▶ _Data provided_:
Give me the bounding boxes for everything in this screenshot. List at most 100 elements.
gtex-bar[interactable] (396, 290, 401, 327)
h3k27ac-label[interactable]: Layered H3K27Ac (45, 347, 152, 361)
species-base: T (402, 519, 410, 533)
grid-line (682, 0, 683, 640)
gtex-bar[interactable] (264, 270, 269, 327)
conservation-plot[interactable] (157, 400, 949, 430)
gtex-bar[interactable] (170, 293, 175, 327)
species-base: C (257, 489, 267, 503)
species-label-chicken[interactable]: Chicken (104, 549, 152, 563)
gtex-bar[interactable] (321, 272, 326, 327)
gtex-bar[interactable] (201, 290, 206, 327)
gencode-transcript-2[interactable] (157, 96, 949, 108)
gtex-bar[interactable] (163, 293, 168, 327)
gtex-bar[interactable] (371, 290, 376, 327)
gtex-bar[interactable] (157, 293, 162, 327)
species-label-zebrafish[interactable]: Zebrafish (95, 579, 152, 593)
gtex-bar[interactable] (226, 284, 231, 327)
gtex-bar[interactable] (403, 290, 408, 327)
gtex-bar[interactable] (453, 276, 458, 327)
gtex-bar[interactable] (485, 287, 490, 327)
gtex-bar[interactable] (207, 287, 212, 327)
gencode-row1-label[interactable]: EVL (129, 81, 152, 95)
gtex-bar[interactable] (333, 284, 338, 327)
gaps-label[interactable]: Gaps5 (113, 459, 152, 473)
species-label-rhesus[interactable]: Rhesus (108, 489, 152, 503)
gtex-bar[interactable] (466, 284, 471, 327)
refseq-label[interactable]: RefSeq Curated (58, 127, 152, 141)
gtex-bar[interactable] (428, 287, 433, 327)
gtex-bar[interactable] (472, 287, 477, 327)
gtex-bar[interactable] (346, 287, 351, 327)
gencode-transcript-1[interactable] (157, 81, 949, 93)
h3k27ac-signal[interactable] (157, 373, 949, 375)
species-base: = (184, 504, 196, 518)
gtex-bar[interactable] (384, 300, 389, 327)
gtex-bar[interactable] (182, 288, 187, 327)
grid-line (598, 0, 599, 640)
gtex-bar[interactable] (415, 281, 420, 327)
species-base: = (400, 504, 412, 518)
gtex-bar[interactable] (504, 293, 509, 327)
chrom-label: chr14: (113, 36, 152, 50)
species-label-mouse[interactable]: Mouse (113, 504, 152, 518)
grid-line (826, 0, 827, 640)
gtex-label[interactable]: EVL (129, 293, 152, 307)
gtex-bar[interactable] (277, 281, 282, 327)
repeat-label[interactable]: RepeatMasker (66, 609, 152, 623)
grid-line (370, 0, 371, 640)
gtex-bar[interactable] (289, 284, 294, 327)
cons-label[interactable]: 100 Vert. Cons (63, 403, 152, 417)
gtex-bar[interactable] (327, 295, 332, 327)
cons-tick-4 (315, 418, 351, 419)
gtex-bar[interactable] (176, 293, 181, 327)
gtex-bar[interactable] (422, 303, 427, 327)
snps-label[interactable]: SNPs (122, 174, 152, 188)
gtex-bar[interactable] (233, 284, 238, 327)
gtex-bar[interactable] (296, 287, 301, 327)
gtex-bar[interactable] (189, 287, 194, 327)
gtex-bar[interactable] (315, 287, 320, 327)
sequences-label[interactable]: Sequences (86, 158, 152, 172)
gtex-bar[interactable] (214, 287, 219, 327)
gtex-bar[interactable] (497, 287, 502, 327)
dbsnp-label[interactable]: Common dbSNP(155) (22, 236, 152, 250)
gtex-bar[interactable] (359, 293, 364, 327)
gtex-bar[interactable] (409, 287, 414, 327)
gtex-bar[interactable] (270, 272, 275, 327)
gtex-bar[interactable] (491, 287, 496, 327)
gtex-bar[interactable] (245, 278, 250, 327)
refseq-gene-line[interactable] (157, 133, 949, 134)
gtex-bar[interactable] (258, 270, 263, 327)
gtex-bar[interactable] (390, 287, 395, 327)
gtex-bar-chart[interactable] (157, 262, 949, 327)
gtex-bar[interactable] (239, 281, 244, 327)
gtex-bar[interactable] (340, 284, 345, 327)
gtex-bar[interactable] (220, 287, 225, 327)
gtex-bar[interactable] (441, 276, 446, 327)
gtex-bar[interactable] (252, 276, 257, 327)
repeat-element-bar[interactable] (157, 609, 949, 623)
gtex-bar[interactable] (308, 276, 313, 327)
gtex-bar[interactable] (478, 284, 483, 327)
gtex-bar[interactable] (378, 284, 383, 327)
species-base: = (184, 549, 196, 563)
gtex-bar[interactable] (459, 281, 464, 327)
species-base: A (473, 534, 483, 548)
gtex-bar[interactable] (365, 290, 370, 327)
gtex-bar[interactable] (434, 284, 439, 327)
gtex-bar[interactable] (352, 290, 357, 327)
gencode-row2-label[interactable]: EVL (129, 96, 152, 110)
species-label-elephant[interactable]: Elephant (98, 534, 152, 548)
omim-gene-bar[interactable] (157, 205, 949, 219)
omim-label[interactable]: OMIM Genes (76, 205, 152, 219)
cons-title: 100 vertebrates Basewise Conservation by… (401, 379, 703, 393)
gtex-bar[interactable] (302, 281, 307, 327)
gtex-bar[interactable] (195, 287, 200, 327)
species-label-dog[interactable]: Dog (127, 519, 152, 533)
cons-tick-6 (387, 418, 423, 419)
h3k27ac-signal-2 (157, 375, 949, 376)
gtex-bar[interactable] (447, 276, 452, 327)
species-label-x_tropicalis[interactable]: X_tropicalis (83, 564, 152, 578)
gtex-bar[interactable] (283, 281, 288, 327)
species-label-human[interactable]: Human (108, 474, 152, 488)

▶ _Task goal_:
When the word "gencode" appears in a line of the listing, copy that line.

▶ _Expected answer_:
gencode-transcript-2[interactable] (157, 96, 949, 108)
gencode-row1-label[interactable]: EVL (129, 81, 152, 95)
gencode-transcript-1[interactable] (157, 81, 949, 93)
gencode-row2-label[interactable]: EVL (129, 96, 152, 110)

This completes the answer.